Written task: What number of lines hold the word "icon"? State that number and nothing besides.

━━━━━━━━━━━━━━━━━━━━━━━━━━━━━━

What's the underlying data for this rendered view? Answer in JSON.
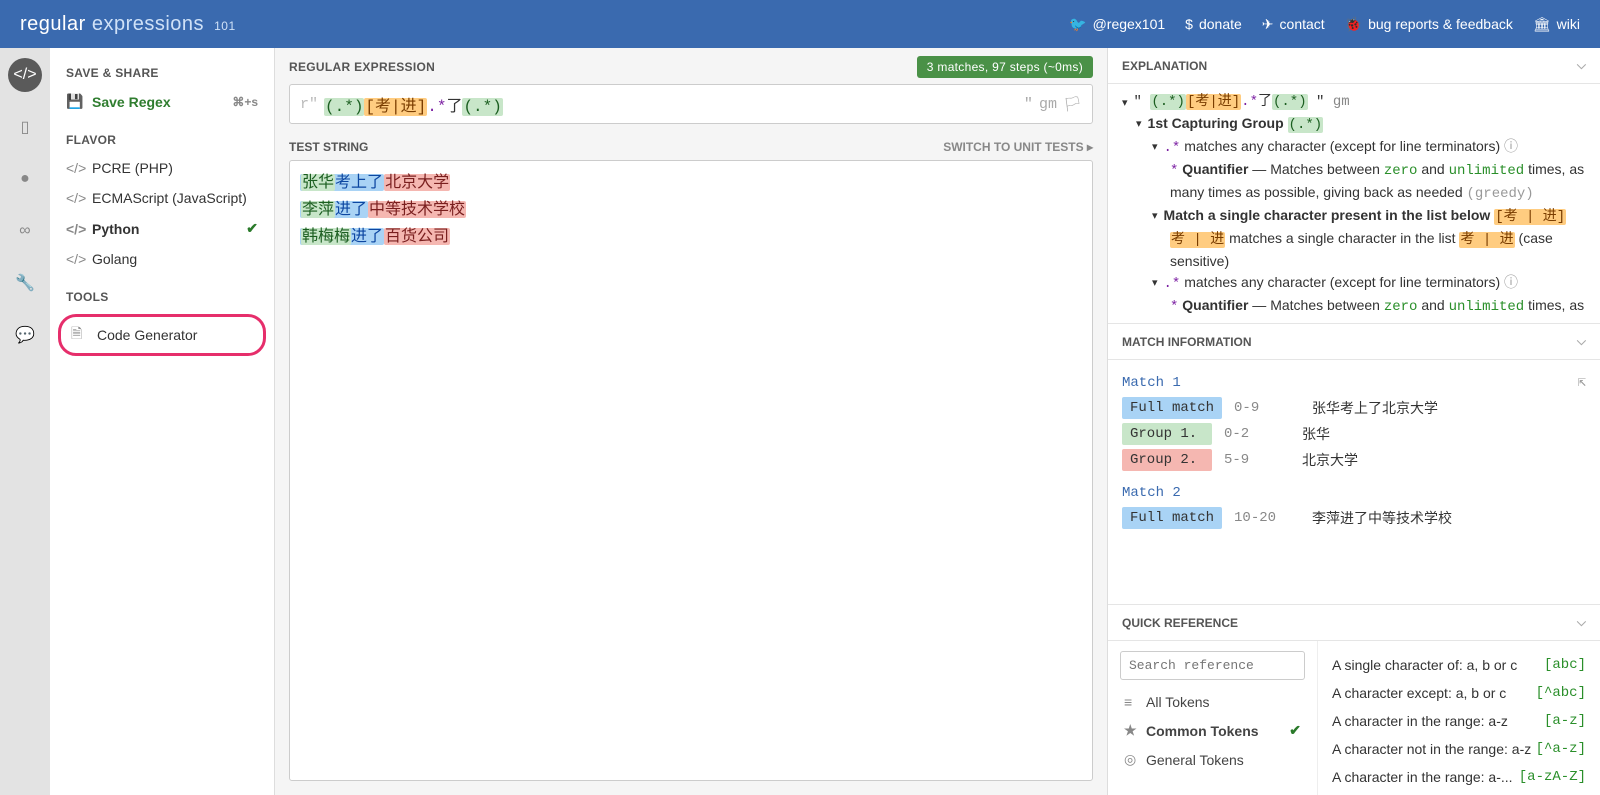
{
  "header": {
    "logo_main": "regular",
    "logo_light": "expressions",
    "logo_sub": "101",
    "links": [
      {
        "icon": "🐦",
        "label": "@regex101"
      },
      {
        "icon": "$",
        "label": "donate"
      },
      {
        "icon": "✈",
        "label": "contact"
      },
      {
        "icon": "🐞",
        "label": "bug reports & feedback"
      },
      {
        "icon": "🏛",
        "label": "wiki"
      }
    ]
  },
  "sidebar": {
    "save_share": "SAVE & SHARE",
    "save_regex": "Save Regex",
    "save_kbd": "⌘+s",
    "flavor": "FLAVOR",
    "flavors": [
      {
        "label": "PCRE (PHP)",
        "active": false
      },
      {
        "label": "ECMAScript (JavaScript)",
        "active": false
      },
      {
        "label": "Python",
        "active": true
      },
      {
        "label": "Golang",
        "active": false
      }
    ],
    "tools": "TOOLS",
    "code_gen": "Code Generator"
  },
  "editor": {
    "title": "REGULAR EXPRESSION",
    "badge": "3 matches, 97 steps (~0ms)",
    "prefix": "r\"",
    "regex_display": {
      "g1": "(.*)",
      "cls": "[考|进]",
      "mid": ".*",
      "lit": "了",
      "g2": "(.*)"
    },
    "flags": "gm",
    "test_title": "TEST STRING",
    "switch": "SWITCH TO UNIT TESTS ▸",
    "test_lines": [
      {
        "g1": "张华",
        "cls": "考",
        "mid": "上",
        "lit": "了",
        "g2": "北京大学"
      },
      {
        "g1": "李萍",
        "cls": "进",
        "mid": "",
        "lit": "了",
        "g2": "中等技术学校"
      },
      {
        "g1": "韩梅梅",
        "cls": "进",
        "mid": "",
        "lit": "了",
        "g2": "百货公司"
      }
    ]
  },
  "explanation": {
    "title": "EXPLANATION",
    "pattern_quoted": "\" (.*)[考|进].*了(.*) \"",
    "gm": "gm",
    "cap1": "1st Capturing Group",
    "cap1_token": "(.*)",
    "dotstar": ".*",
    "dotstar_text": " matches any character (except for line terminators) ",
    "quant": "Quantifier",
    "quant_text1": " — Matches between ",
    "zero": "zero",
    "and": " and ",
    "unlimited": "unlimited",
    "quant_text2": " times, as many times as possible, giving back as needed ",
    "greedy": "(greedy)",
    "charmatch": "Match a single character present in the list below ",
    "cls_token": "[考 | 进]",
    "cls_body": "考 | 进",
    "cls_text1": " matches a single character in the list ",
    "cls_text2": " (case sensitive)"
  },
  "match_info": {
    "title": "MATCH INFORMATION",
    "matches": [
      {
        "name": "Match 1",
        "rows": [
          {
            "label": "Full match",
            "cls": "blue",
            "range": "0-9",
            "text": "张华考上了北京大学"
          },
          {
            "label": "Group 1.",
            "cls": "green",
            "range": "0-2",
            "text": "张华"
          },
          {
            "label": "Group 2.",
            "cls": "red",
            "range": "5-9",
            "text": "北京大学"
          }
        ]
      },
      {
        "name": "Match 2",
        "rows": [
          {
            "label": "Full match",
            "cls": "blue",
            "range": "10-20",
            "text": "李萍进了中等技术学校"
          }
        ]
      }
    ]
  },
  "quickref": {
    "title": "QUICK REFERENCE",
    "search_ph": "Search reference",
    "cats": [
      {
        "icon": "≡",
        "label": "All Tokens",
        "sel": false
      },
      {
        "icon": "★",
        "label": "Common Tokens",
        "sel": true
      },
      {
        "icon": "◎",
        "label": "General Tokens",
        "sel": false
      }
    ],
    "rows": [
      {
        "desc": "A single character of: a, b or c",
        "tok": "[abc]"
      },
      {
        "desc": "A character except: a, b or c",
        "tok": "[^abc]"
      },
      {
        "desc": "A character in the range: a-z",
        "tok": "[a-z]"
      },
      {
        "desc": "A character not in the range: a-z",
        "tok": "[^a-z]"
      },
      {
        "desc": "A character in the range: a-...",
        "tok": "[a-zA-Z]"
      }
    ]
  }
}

━━━━━━━━━━━━━━━━━━━━━━━━━━━━━━

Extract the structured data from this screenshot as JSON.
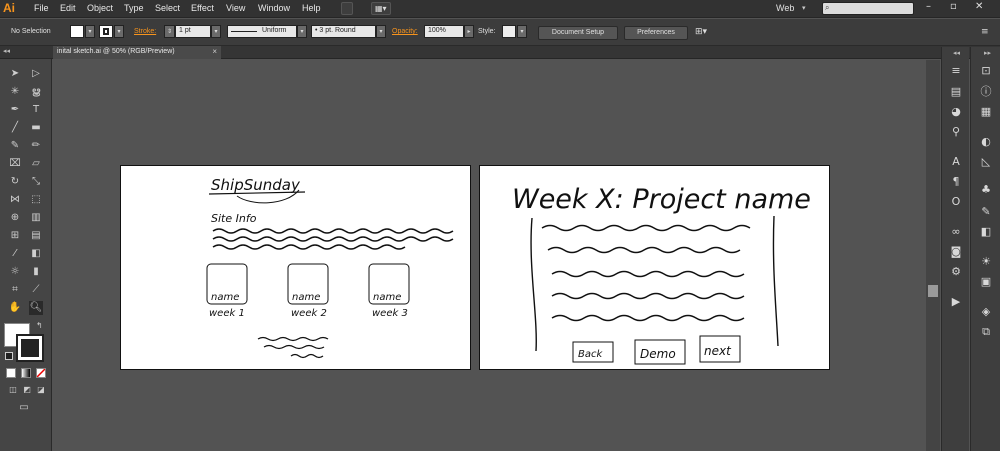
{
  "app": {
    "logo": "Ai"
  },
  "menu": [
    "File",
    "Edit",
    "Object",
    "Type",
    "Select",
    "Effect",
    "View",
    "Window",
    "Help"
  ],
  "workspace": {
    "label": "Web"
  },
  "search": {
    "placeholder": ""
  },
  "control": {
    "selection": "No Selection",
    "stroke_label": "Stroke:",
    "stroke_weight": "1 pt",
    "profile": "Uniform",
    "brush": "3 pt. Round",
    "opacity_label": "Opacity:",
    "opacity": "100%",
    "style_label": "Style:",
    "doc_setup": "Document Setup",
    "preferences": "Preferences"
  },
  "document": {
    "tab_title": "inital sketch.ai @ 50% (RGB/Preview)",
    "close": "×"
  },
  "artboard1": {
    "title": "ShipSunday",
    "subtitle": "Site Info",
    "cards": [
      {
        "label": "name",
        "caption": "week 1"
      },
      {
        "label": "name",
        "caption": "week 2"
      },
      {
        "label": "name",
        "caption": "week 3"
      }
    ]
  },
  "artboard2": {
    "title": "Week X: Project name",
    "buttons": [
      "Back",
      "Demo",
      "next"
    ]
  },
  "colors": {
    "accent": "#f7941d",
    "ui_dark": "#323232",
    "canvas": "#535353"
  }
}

━━━━━━━━━━━━━━━━━━━━━━━━━━━━━━

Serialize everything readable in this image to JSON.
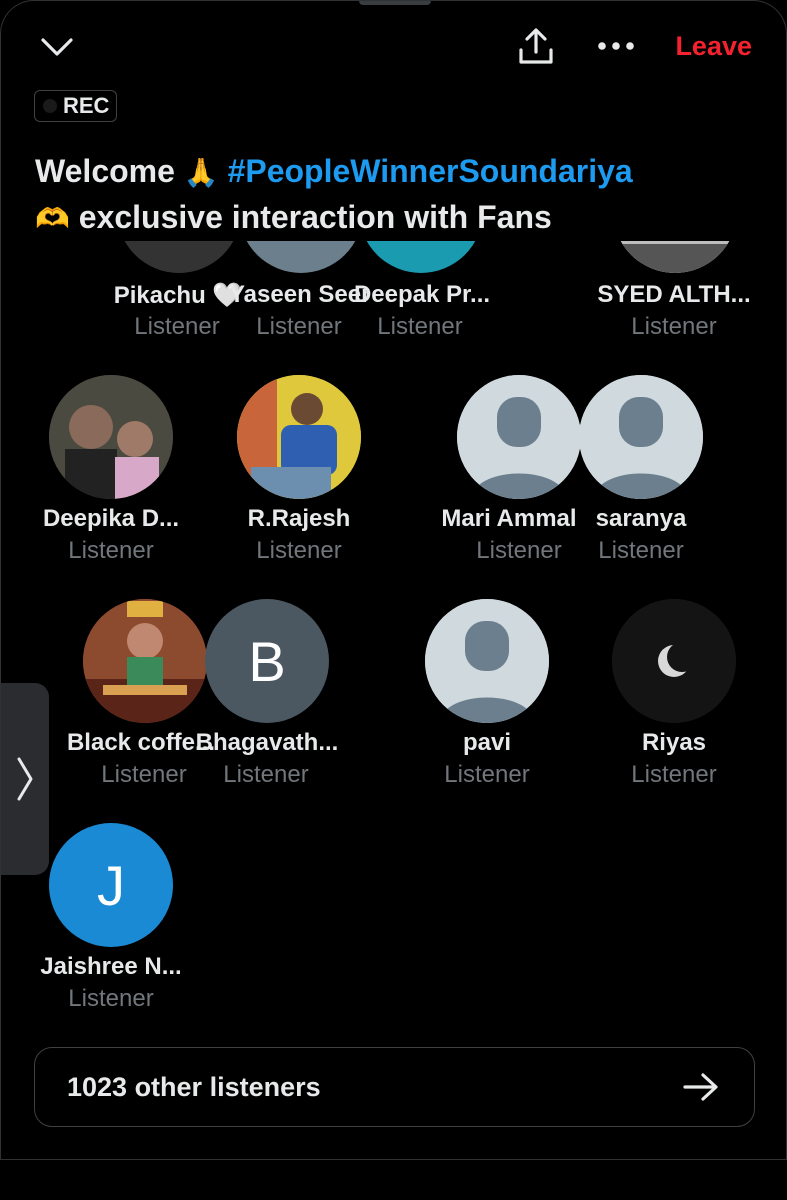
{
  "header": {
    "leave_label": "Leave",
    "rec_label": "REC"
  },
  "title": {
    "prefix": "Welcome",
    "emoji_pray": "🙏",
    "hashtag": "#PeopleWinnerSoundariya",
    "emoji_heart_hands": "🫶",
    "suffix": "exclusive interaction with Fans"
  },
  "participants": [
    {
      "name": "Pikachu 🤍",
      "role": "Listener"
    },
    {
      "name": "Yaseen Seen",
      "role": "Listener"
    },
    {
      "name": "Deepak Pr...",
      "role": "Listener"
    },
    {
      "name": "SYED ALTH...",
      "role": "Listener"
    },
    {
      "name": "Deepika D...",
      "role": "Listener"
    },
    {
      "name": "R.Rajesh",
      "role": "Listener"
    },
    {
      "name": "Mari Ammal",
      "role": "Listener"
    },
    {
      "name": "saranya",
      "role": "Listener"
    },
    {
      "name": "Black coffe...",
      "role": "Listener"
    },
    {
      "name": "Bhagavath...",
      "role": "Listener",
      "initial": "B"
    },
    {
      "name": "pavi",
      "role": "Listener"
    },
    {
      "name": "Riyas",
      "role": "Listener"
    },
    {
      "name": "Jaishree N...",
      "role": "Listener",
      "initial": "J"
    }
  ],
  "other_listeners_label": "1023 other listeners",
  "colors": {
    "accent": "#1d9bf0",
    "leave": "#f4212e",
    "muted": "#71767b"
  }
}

━━━━━━━━━━━━━━━━━━━━━━━━━━━━━━

Full output: 8